* **SET TASK**:
Take down each entry exactly as written.

* **PROVIDED DATA**:
(begin)

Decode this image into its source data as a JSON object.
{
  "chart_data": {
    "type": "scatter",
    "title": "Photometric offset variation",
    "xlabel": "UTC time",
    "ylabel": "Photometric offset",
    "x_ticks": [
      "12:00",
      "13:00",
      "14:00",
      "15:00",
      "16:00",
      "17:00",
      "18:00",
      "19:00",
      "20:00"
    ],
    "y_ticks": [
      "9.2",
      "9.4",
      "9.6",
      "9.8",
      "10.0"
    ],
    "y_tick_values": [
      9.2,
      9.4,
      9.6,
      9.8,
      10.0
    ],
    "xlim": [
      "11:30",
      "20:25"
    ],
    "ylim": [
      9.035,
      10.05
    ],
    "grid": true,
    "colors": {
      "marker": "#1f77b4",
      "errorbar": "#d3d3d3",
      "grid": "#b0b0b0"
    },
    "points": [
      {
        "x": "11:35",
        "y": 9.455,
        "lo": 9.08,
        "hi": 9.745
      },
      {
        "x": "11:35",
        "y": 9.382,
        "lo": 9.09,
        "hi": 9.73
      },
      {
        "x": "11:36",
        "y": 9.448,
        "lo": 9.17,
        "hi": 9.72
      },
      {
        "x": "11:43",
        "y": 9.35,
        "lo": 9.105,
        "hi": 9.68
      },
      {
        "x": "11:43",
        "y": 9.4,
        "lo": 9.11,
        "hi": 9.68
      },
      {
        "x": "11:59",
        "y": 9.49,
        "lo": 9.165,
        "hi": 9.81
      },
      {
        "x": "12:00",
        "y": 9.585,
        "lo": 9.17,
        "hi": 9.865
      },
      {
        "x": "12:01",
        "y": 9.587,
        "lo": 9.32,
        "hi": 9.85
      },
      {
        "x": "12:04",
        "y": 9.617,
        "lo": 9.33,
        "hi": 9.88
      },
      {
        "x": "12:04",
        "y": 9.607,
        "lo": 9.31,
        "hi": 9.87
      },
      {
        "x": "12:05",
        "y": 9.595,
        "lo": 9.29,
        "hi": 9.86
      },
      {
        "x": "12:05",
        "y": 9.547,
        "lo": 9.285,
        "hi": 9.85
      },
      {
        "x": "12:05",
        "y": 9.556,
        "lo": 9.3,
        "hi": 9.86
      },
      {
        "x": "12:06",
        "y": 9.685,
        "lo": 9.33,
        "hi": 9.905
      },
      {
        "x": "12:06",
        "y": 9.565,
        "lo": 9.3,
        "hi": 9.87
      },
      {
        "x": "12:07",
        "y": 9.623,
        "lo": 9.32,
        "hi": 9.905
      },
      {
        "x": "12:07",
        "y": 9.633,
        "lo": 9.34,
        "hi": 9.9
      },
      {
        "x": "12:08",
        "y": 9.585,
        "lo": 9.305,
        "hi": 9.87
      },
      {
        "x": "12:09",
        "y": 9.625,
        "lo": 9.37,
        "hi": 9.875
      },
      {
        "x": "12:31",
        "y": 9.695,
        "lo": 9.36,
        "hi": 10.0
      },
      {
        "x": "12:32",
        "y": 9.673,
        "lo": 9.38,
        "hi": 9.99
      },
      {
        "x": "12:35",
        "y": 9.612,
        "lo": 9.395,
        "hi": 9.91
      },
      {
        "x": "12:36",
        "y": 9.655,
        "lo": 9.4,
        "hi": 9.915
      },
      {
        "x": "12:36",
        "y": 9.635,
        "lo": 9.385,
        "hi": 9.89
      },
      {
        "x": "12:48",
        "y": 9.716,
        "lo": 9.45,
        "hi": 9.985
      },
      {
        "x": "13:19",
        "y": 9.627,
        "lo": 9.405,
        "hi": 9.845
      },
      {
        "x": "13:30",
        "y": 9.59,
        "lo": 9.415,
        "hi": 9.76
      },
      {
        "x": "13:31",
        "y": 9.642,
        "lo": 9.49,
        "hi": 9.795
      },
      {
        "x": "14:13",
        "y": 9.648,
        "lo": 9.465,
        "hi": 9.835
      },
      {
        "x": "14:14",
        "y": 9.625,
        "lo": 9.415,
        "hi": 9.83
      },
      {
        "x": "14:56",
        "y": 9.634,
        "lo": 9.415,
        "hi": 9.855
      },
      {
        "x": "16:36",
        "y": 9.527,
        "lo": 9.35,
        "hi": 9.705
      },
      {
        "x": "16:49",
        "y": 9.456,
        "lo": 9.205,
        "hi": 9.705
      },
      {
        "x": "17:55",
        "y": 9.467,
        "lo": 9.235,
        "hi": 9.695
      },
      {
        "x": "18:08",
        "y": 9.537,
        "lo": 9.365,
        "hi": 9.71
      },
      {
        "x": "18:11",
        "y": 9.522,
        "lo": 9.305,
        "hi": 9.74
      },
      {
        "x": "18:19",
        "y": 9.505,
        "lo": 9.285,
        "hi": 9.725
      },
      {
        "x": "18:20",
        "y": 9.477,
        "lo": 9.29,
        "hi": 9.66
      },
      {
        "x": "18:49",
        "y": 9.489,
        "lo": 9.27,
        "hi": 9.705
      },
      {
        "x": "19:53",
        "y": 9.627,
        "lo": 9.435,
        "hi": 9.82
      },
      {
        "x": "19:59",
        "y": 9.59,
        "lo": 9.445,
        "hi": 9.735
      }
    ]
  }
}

(end)

* **ANSWER TO THIS TASK**:
Decode this image into its source data as a JSON object.
{
  "chart_data": {
    "type": "scatter",
    "title": "Photometric offset variation",
    "xlabel": "UTC time",
    "ylabel": "Photometric offset",
    "x_ticks": [
      "12:00",
      "13:00",
      "14:00",
      "15:00",
      "16:00",
      "17:00",
      "18:00",
      "19:00",
      "20:00"
    ],
    "y_ticks": [
      "9.2",
      "9.4",
      "9.6",
      "9.8",
      "10.0"
    ],
    "y_tick_values": [
      9.2,
      9.4,
      9.6,
      9.8,
      10.0
    ],
    "xlim": [
      "11:30",
      "20:25"
    ],
    "ylim": [
      9.035,
      10.05
    ],
    "grid": true,
    "colors": {
      "marker": "#1f77b4",
      "errorbar": "#d3d3d3",
      "grid": "#b0b0b0"
    },
    "points": [
      {
        "x": "11:35",
        "y": 9.455,
        "lo": 9.08,
        "hi": 9.745
      },
      {
        "x": "11:35",
        "y": 9.382,
        "lo": 9.09,
        "hi": 9.73
      },
      {
        "x": "11:36",
        "y": 9.448,
        "lo": 9.17,
        "hi": 9.72
      },
      {
        "x": "11:43",
        "y": 9.35,
        "lo": 9.105,
        "hi": 9.68
      },
      {
        "x": "11:43",
        "y": 9.4,
        "lo": 9.11,
        "hi": 9.68
      },
      {
        "x": "11:59",
        "y": 9.49,
        "lo": 9.165,
        "hi": 9.81
      },
      {
        "x": "12:00",
        "y": 9.585,
        "lo": 9.17,
        "hi": 9.865
      },
      {
        "x": "12:01",
        "y": 9.587,
        "lo": 9.32,
        "hi": 9.85
      },
      {
        "x": "12:04",
        "y": 9.617,
        "lo": 9.33,
        "hi": 9.88
      },
      {
        "x": "12:04",
        "y": 9.607,
        "lo": 9.31,
        "hi": 9.87
      },
      {
        "x": "12:05",
        "y": 9.595,
        "lo": 9.29,
        "hi": 9.86
      },
      {
        "x": "12:05",
        "y": 9.547,
        "lo": 9.285,
        "hi": 9.85
      },
      {
        "x": "12:05",
        "y": 9.556,
        "lo": 9.3,
        "hi": 9.86
      },
      {
        "x": "12:06",
        "y": 9.685,
        "lo": 9.33,
        "hi": 9.905
      },
      {
        "x": "12:06",
        "y": 9.565,
        "lo": 9.3,
        "hi": 9.87
      },
      {
        "x": "12:07",
        "y": 9.623,
        "lo": 9.32,
        "hi": 9.905
      },
      {
        "x": "12:07",
        "y": 9.633,
        "lo": 9.34,
        "hi": 9.9
      },
      {
        "x": "12:08",
        "y": 9.585,
        "lo": 9.305,
        "hi": 9.87
      },
      {
        "x": "12:09",
        "y": 9.625,
        "lo": 9.37,
        "hi": 9.875
      },
      {
        "x": "12:31",
        "y": 9.695,
        "lo": 9.36,
        "hi": 10.0
      },
      {
        "x": "12:32",
        "y": 9.673,
        "lo": 9.38,
        "hi": 9.99
      },
      {
        "x": "12:35",
        "y": 9.612,
        "lo": 9.395,
        "hi": 9.91
      },
      {
        "x": "12:36",
        "y": 9.655,
        "lo": 9.4,
        "hi": 9.915
      },
      {
        "x": "12:36",
        "y": 9.635,
        "lo": 9.385,
        "hi": 9.89
      },
      {
        "x": "12:48",
        "y": 9.716,
        "lo": 9.45,
        "hi": 9.985
      },
      {
        "x": "13:19",
        "y": 9.627,
        "lo": 9.405,
        "hi": 9.845
      },
      {
        "x": "13:30",
        "y": 9.59,
        "lo": 9.415,
        "hi": 9.76
      },
      {
        "x": "13:31",
        "y": 9.642,
        "lo": 9.49,
        "hi": 9.795
      },
      {
        "x": "14:13",
        "y": 9.648,
        "lo": 9.465,
        "hi": 9.835
      },
      {
        "x": "14:14",
        "y": 9.625,
        "lo": 9.415,
        "hi": 9.83
      },
      {
        "x": "14:56",
        "y": 9.634,
        "lo": 9.415,
        "hi": 9.855
      },
      {
        "x": "16:36",
        "y": 9.527,
        "lo": 9.35,
        "hi": 9.705
      },
      {
        "x": "16:49",
        "y": 9.456,
        "lo": 9.205,
        "hi": 9.705
      },
      {
        "x": "17:55",
        "y": 9.467,
        "lo": 9.235,
        "hi": 9.695
      },
      {
        "x": "18:08",
        "y": 9.537,
        "lo": 9.365,
        "hi": 9.71
      },
      {
        "x": "18:11",
        "y": 9.522,
        "lo": 9.305,
        "hi": 9.74
      },
      {
        "x": "18:19",
        "y": 9.505,
        "lo": 9.285,
        "hi": 9.725
      },
      {
        "x": "18:20",
        "y": 9.477,
        "lo": 9.29,
        "hi": 9.66
      },
      {
        "x": "18:49",
        "y": 9.489,
        "lo": 9.27,
        "hi": 9.705
      },
      {
        "x": "19:53",
        "y": 9.627,
        "lo": 9.435,
        "hi": 9.82
      },
      {
        "x": "19:59",
        "y": 9.59,
        "lo": 9.445,
        "hi": 9.735
      }
    ]
  }
}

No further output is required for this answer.